Scan the material for the string "pain" and copy out every line in which it occurs.

Supplied material:
--- START ---

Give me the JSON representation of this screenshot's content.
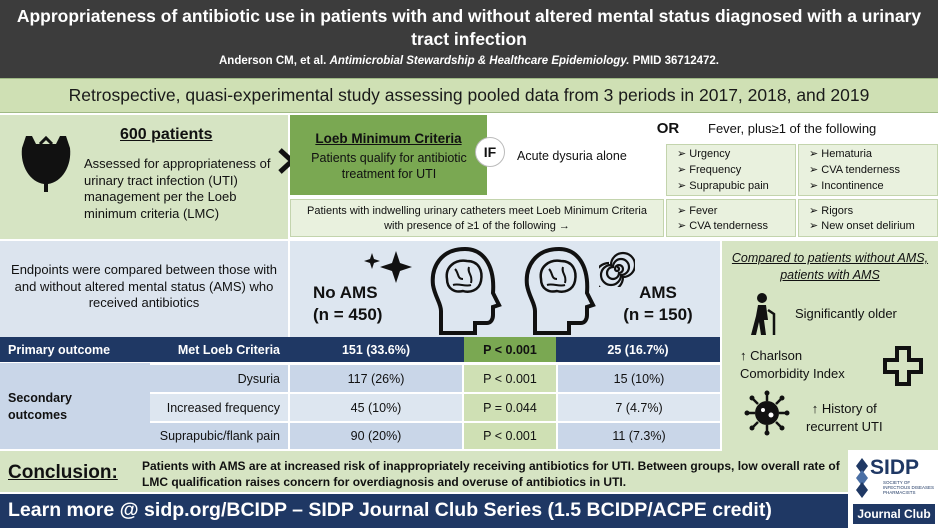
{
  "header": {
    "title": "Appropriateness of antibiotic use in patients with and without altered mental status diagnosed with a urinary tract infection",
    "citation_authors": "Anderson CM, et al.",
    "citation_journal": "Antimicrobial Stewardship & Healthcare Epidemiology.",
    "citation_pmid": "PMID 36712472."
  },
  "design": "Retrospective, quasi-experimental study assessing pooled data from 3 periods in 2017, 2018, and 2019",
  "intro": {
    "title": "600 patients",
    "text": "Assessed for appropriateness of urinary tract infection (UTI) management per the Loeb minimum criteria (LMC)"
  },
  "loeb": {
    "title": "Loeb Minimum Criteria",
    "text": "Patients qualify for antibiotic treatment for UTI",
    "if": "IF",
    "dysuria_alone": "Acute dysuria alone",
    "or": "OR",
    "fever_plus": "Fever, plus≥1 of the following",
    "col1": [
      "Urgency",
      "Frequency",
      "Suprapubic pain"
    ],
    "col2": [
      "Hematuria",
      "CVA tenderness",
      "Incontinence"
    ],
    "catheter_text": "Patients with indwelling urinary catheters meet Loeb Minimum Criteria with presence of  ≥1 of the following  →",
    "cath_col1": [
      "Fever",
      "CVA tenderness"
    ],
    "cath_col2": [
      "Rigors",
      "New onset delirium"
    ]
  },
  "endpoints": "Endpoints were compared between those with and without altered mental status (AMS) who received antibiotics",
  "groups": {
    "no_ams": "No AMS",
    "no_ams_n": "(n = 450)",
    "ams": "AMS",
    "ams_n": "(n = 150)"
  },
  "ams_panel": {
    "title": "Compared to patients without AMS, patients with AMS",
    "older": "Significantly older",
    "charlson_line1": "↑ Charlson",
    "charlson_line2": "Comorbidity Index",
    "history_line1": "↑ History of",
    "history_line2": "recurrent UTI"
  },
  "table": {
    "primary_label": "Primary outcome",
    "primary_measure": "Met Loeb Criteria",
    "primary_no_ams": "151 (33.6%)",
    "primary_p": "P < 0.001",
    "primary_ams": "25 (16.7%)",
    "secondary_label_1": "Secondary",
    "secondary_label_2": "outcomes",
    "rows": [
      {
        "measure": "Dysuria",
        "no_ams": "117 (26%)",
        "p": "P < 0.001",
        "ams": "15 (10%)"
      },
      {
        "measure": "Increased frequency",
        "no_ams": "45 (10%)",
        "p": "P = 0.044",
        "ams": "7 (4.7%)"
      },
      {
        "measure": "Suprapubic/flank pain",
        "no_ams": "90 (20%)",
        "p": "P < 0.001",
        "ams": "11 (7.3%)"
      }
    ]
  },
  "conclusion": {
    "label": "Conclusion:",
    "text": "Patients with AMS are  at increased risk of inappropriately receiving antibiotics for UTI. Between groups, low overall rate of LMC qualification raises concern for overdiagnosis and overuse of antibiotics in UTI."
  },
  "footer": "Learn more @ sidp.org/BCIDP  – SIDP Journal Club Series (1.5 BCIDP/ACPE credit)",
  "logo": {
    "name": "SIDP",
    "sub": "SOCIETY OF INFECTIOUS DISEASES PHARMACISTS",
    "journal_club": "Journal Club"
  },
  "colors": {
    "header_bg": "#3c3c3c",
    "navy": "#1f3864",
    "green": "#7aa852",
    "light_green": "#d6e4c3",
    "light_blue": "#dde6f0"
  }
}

--- END ---
--- START ---

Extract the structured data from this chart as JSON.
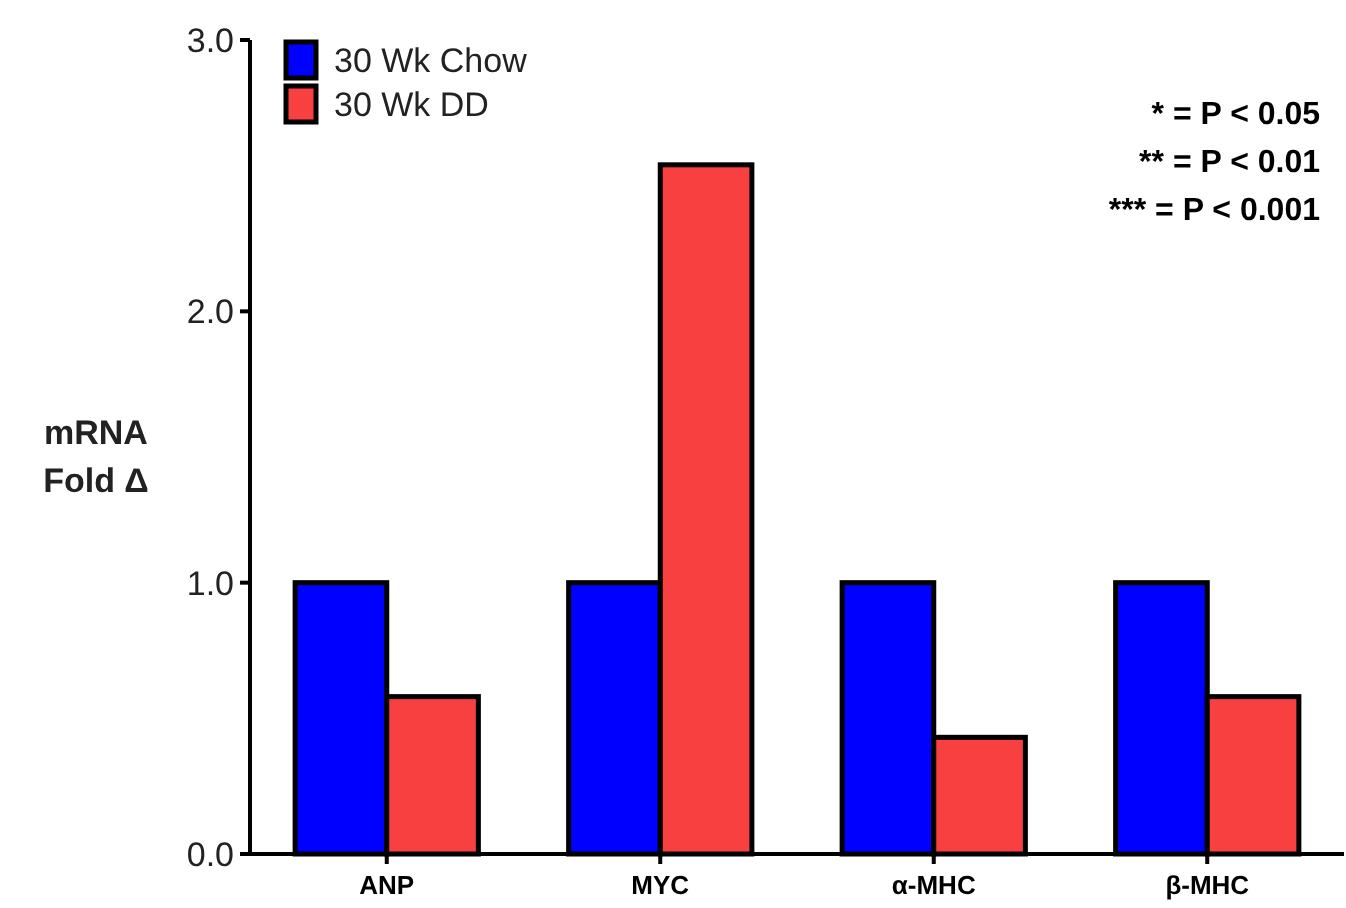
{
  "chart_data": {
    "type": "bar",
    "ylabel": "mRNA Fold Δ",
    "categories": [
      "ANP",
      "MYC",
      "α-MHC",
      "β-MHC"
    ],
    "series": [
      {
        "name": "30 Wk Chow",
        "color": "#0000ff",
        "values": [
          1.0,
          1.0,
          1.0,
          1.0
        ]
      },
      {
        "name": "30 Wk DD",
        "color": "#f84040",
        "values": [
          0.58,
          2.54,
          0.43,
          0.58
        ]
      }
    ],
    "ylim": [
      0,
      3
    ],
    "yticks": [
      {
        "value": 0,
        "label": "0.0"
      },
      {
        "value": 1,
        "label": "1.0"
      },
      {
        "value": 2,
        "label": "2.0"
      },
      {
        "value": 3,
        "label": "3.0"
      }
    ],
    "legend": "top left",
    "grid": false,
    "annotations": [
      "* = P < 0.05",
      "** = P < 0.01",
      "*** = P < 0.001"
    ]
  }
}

--- END ---

Exercise output:
      "Suprapubic pain"
        "measure": "Suprapubic/flank pain",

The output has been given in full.